■ Aim
Find every line in the records that holds the string "color". Copy each one.

■ Dataset records
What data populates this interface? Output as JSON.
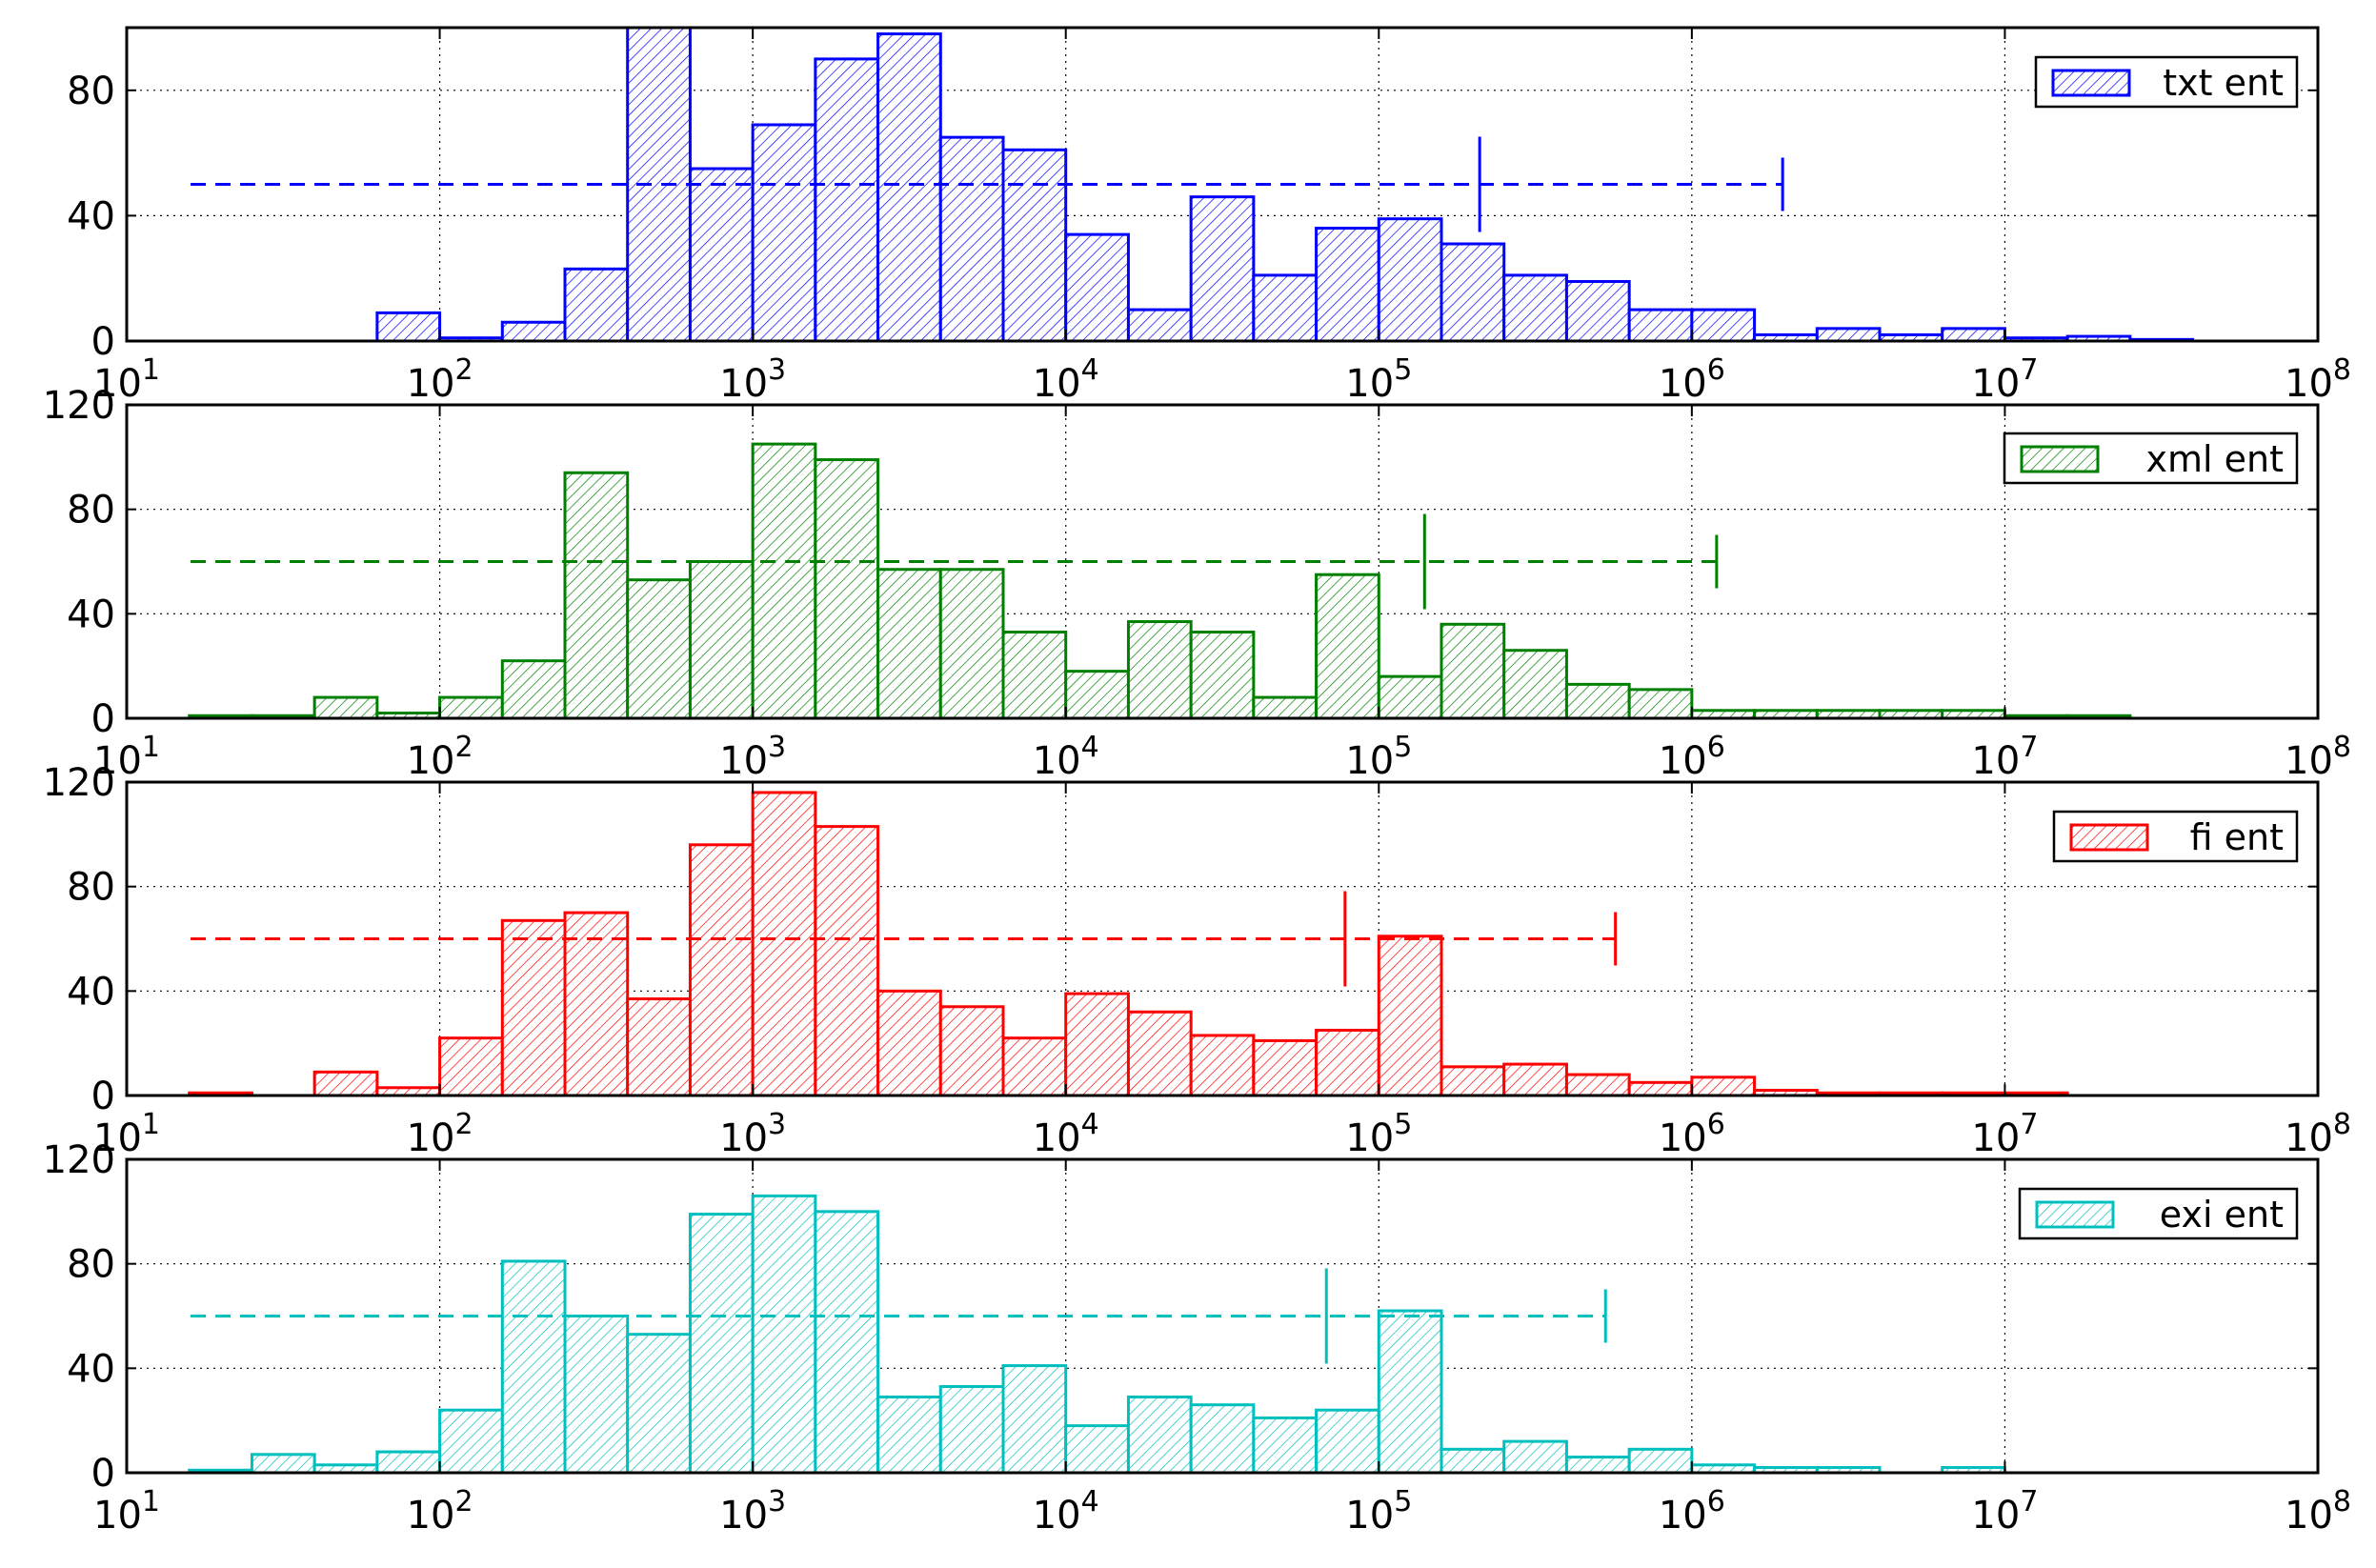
{
  "chart_data": [
    {
      "type": "bar",
      "xscale": "log",
      "xlim": [
        10,
        100000000
      ],
      "ylim": [
        0,
        100
      ],
      "yticks": [
        0,
        40,
        80
      ],
      "xtick_exponents": [
        "1",
        "2",
        "3",
        "4",
        "5",
        "6",
        "7",
        "8"
      ],
      "grid": true,
      "legend_position": "top-right",
      "bin_width_log10": 0.2,
      "series": [
        {
          "name": "txt ent",
          "color": "#0000ff",
          "bins": [
            {
              "x0": 63.1,
              "x1": 100,
              "y": 9
            },
            {
              "x0": 100,
              "x1": 158.5,
              "y": 1
            },
            {
              "x0": 158.5,
              "x1": 251.2,
              "y": 6
            },
            {
              "x0": 251.2,
              "x1": 398.1,
              "y": 23
            },
            {
              "x0": 398.1,
              "x1": 631,
              "y": 100
            },
            {
              "x0": 631,
              "x1": 1000,
              "y": 55
            },
            {
              "x0": 1000,
              "x1": 1585,
              "y": 69
            },
            {
              "x0": 1585,
              "x1": 2512,
              "y": 90
            },
            {
              "x0": 2512,
              "x1": 3981,
              "y": 98
            },
            {
              "x0": 3981,
              "x1": 6310,
              "y": 65
            },
            {
              "x0": 6310,
              "x1": 10000,
              "y": 61
            },
            {
              "x0": 10000,
              "x1": 15850,
              "y": 34
            },
            {
              "x0": 15850,
              "x1": 25120,
              "y": 10
            },
            {
              "x0": 25120,
              "x1": 39810,
              "y": 46
            },
            {
              "x0": 39810,
              "x1": 63100,
              "y": 21
            },
            {
              "x0": 63100,
              "x1": 100000,
              "y": 36
            },
            {
              "x0": 100000,
              "x1": 158500,
              "y": 39
            },
            {
              "x0": 158500,
              "x1": 251200,
              "y": 31
            },
            {
              "x0": 251200,
              "x1": 398100,
              "y": 21
            },
            {
              "x0": 398100,
              "x1": 631000,
              "y": 19
            },
            {
              "x0": 631000,
              "x1": 1000000,
              "y": 10
            },
            {
              "x0": 1000000,
              "x1": 1585000,
              "y": 10
            },
            {
              "x0": 1585000,
              "x1": 2512000,
              "y": 2
            },
            {
              "x0": 2512000,
              "x1": 3981000,
              "y": 4
            },
            {
              "x0": 3981000,
              "x1": 6310000,
              "y": 2
            },
            {
              "x0": 6310000,
              "x1": 10000000,
              "y": 4
            },
            {
              "x0": 10000000,
              "x1": 15850000,
              "y": 1
            },
            {
              "x0": 15850000,
              "x1": 25120000,
              "y": 1.5
            },
            {
              "x0": 25120000,
              "x1": 39810000,
              "y": 0.5
            }
          ],
          "errorbar": {
            "y": 50,
            "x_from": 16,
            "x_center": 210000,
            "x_to": 1950000
          }
        }
      ]
    },
    {
      "type": "bar",
      "xscale": "log",
      "xlim": [
        10,
        100000000
      ],
      "ylim": [
        0,
        120
      ],
      "yticks": [
        0,
        40,
        80,
        120
      ],
      "xtick_exponents": [
        "1",
        "2",
        "3",
        "4",
        "5",
        "6",
        "7",
        "8"
      ],
      "grid": true,
      "legend_position": "top-right",
      "bin_width_log10": 0.2,
      "series": [
        {
          "name": "xml ent",
          "color": "#008000",
          "bins": [
            {
              "x0": 15.85,
              "x1": 25.12,
              "y": 1
            },
            {
              "x0": 25.12,
              "x1": 39.81,
              "y": 1
            },
            {
              "x0": 39.81,
              "x1": 63.1,
              "y": 8
            },
            {
              "x0": 63.1,
              "x1": 100,
              "y": 2
            },
            {
              "x0": 100,
              "x1": 158.5,
              "y": 8
            },
            {
              "x0": 158.5,
              "x1": 251.2,
              "y": 22
            },
            {
              "x0": 251.2,
              "x1": 398.1,
              "y": 94
            },
            {
              "x0": 398.1,
              "x1": 631,
              "y": 53
            },
            {
              "x0": 631,
              "x1": 1000,
              "y": 60
            },
            {
              "x0": 1000,
              "x1": 1585,
              "y": 105
            },
            {
              "x0": 1585,
              "x1": 2512,
              "y": 99
            },
            {
              "x0": 2512,
              "x1": 3981,
              "y": 57
            },
            {
              "x0": 3981,
              "x1": 6310,
              "y": 57
            },
            {
              "x0": 6310,
              "x1": 10000,
              "y": 33
            },
            {
              "x0": 10000,
              "x1": 15850,
              "y": 18
            },
            {
              "x0": 15850,
              "x1": 25120,
              "y": 37
            },
            {
              "x0": 25120,
              "x1": 39810,
              "y": 33
            },
            {
              "x0": 39810,
              "x1": 63100,
              "y": 8
            },
            {
              "x0": 63100,
              "x1": 100000,
              "y": 55
            },
            {
              "x0": 100000,
              "x1": 158500,
              "y": 16
            },
            {
              "x0": 158500,
              "x1": 251200,
              "y": 36
            },
            {
              "x0": 251200,
              "x1": 398100,
              "y": 26
            },
            {
              "x0": 398100,
              "x1": 631000,
              "y": 13
            },
            {
              "x0": 631000,
              "x1": 1000000,
              "y": 11
            },
            {
              "x0": 1000000,
              "x1": 1585000,
              "y": 3
            },
            {
              "x0": 1585000,
              "x1": 2512000,
              "y": 3
            },
            {
              "x0": 2512000,
              "x1": 3981000,
              "y": 3
            },
            {
              "x0": 3981000,
              "x1": 6310000,
              "y": 3
            },
            {
              "x0": 6310000,
              "x1": 10000000,
              "y": 3
            },
            {
              "x0": 10000000,
              "x1": 15850000,
              "y": 1
            },
            {
              "x0": 15850000,
              "x1": 25120000,
              "y": 1
            }
          ],
          "errorbar": {
            "y": 60,
            "x_from": 16,
            "x_center": 140000,
            "x_to": 1200000
          }
        }
      ]
    },
    {
      "type": "bar",
      "xscale": "log",
      "xlim": [
        10,
        100000000
      ],
      "ylim": [
        0,
        120
      ],
      "yticks": [
        0,
        40,
        80,
        120
      ],
      "xtick_exponents": [
        "1",
        "2",
        "3",
        "4",
        "5",
        "6",
        "7",
        "8"
      ],
      "grid": true,
      "legend_position": "top-right",
      "bin_width_log10": 0.2,
      "series": [
        {
          "name": "fi ent",
          "color": "#ff0000",
          "bins": [
            {
              "x0": 15.85,
              "x1": 25.12,
              "y": 1
            },
            {
              "x0": 39.81,
              "x1": 63.1,
              "y": 9
            },
            {
              "x0": 63.1,
              "x1": 100,
              "y": 3
            },
            {
              "x0": 100,
              "x1": 158.5,
              "y": 22
            },
            {
              "x0": 158.5,
              "x1": 251.2,
              "y": 67
            },
            {
              "x0": 251.2,
              "x1": 398.1,
              "y": 70
            },
            {
              "x0": 398.1,
              "x1": 631,
              "y": 37
            },
            {
              "x0": 631,
              "x1": 1000,
              "y": 96
            },
            {
              "x0": 1000,
              "x1": 1585,
              "y": 116
            },
            {
              "x0": 1585,
              "x1": 2512,
              "y": 103
            },
            {
              "x0": 2512,
              "x1": 3981,
              "y": 40
            },
            {
              "x0": 3981,
              "x1": 6310,
              "y": 34
            },
            {
              "x0": 6310,
              "x1": 10000,
              "y": 22
            },
            {
              "x0": 10000,
              "x1": 15850,
              "y": 39
            },
            {
              "x0": 15850,
              "x1": 25120,
              "y": 32
            },
            {
              "x0": 25120,
              "x1": 39810,
              "y": 23
            },
            {
              "x0": 39810,
              "x1": 63100,
              "y": 21
            },
            {
              "x0": 63100,
              "x1": 100000,
              "y": 25
            },
            {
              "x0": 100000,
              "x1": 158500,
              "y": 61
            },
            {
              "x0": 158500,
              "x1": 251200,
              "y": 11
            },
            {
              "x0": 251200,
              "x1": 398100,
              "y": 12
            },
            {
              "x0": 398100,
              "x1": 631000,
              "y": 8
            },
            {
              "x0": 631000,
              "x1": 1000000,
              "y": 5
            },
            {
              "x0": 1000000,
              "x1": 1585000,
              "y": 7
            },
            {
              "x0": 1585000,
              "x1": 2512000,
              "y": 2
            },
            {
              "x0": 2512000,
              "x1": 3981000,
              "y": 1
            },
            {
              "x0": 3981000,
              "x1": 6310000,
              "y": 1
            },
            {
              "x0": 6310000,
              "x1": 10000000,
              "y": 1
            },
            {
              "x0": 10000000,
              "x1": 15850000,
              "y": 1
            }
          ],
          "errorbar": {
            "y": 60,
            "x_from": 16,
            "x_center": 78000,
            "x_to": 570000
          }
        }
      ]
    },
    {
      "type": "bar",
      "xscale": "log",
      "xlim": [
        10,
        100000000
      ],
      "ylim": [
        0,
        120
      ],
      "yticks": [
        0,
        40,
        80,
        120
      ],
      "xtick_exponents": [
        "1",
        "2",
        "3",
        "4",
        "5",
        "6",
        "7",
        "8"
      ],
      "grid": true,
      "legend_position": "top-right",
      "bin_width_log10": 0.2,
      "series": [
        {
          "name": "exi ent",
          "color": "#00bfbf",
          "bins": [
            {
              "x0": 15.85,
              "x1": 25.12,
              "y": 1
            },
            {
              "x0": 25.12,
              "x1": 39.81,
              "y": 7
            },
            {
              "x0": 39.81,
              "x1": 63.1,
              "y": 3
            },
            {
              "x0": 63.1,
              "x1": 100,
              "y": 8
            },
            {
              "x0": 100,
              "x1": 158.5,
              "y": 24
            },
            {
              "x0": 158.5,
              "x1": 251.2,
              "y": 81
            },
            {
              "x0": 251.2,
              "x1": 398.1,
              "y": 60
            },
            {
              "x0": 398.1,
              "x1": 631,
              "y": 53
            },
            {
              "x0": 631,
              "x1": 1000,
              "y": 99
            },
            {
              "x0": 1000,
              "x1": 1585,
              "y": 106
            },
            {
              "x0": 1585,
              "x1": 2512,
              "y": 100
            },
            {
              "x0": 2512,
              "x1": 3981,
              "y": 29
            },
            {
              "x0": 3981,
              "x1": 6310,
              "y": 33
            },
            {
              "x0": 6310,
              "x1": 10000,
              "y": 41
            },
            {
              "x0": 10000,
              "x1": 15850,
              "y": 18
            },
            {
              "x0": 15850,
              "x1": 25120,
              "y": 29
            },
            {
              "x0": 25120,
              "x1": 39810,
              "y": 26
            },
            {
              "x0": 39810,
              "x1": 63100,
              "y": 21
            },
            {
              "x0": 63100,
              "x1": 100000,
              "y": 24
            },
            {
              "x0": 100000,
              "x1": 158500,
              "y": 62
            },
            {
              "x0": 158500,
              "x1": 251200,
              "y": 9
            },
            {
              "x0": 251200,
              "x1": 398100,
              "y": 12
            },
            {
              "x0": 398100,
              "x1": 631000,
              "y": 6
            },
            {
              "x0": 631000,
              "x1": 1000000,
              "y": 9
            },
            {
              "x0": 1000000,
              "x1": 1585000,
              "y": 3
            },
            {
              "x0": 1585000,
              "x1": 2512000,
              "y": 2
            },
            {
              "x0": 2512000,
              "x1": 3981000,
              "y": 2
            },
            {
              "x0": 6310000,
              "x1": 10000000,
              "y": 2
            }
          ],
          "errorbar": {
            "y": 60,
            "x_from": 16,
            "x_center": 68000,
            "x_to": 530000
          }
        }
      ]
    }
  ]
}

■ Response below
          "color": "#0000ff",
          "color": "#008000",
          "color": "#ff0000",
          "color": "#00bfbf",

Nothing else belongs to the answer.